Challenge:
From the entries below, list each line with "gmail".

━━━ Entries supplied

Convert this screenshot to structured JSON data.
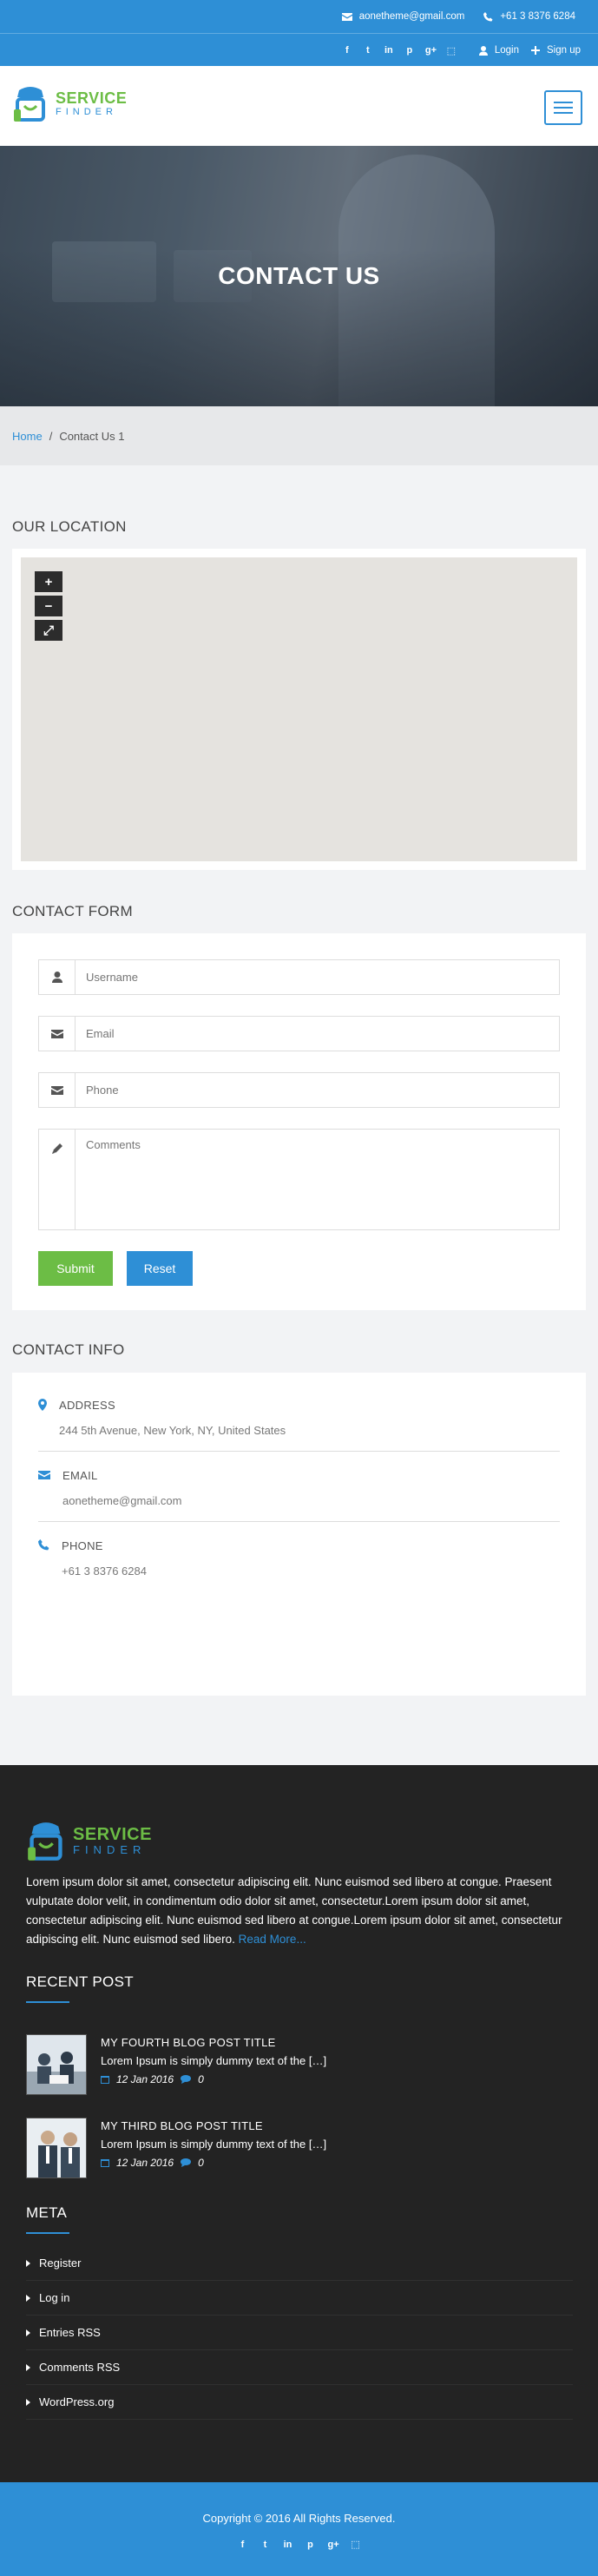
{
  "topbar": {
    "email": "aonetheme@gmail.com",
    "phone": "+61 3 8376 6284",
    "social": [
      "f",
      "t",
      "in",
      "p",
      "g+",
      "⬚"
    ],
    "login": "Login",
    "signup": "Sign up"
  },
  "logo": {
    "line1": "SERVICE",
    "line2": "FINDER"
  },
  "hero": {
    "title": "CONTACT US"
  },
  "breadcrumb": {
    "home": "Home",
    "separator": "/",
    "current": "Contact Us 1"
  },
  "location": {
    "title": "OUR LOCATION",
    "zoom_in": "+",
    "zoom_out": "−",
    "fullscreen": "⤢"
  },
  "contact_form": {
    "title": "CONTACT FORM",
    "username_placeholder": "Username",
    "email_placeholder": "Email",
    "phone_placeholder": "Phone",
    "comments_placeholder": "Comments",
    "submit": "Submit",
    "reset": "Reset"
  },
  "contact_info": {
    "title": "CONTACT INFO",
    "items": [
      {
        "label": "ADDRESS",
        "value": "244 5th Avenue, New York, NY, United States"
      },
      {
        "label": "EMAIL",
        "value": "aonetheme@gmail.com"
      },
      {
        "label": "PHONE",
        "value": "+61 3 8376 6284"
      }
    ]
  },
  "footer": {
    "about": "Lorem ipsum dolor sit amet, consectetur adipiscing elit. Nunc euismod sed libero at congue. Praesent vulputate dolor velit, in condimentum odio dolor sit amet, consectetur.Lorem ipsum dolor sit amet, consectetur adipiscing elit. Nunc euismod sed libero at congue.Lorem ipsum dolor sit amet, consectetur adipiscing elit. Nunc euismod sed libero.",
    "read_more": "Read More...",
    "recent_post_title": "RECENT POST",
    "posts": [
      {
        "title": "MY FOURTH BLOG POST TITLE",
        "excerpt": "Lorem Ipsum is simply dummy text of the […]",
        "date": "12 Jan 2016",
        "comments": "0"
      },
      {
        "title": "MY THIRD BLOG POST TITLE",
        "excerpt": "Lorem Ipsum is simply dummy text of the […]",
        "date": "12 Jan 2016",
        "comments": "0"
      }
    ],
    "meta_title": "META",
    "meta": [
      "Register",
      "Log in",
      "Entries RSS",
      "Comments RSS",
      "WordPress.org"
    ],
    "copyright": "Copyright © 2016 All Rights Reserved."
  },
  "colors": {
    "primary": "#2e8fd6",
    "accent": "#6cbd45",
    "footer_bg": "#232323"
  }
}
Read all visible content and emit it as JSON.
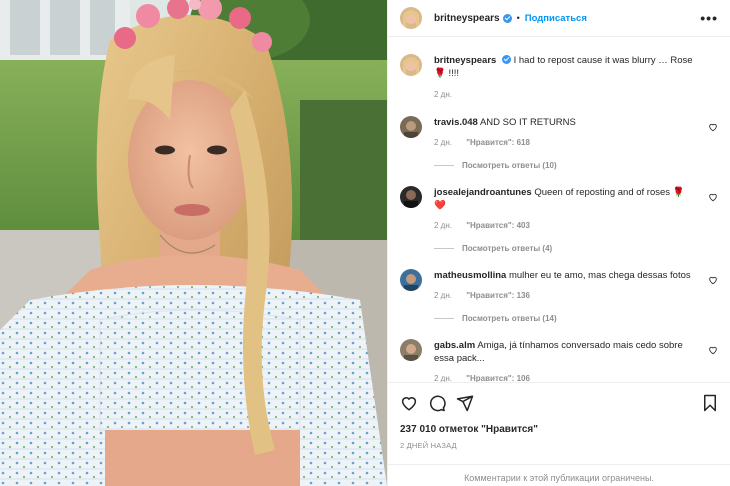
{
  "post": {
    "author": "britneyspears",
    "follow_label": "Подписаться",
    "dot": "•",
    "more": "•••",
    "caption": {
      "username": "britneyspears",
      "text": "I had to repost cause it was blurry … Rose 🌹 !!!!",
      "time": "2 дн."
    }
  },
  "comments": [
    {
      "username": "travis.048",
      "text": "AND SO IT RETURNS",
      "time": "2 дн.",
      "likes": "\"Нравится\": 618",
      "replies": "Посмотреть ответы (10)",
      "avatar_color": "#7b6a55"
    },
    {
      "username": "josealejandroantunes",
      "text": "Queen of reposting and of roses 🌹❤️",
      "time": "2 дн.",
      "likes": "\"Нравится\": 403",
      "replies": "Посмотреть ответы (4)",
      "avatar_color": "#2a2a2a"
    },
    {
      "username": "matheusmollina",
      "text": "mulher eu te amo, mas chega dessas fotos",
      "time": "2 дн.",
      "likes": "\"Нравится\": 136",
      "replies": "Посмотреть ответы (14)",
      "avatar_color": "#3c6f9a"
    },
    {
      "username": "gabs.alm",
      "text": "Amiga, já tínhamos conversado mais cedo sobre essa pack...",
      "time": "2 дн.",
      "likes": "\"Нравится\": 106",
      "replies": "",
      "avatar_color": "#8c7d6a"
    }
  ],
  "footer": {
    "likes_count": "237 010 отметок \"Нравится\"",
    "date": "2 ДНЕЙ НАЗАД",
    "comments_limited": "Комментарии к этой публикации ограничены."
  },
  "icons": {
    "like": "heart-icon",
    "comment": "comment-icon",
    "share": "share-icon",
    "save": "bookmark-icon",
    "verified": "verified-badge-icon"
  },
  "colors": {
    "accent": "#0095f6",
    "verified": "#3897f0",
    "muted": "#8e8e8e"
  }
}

━━━━━━

Finished task:
    "email": "aonetheme@gmail.com",
        "value": "aonetheme@gmail.com"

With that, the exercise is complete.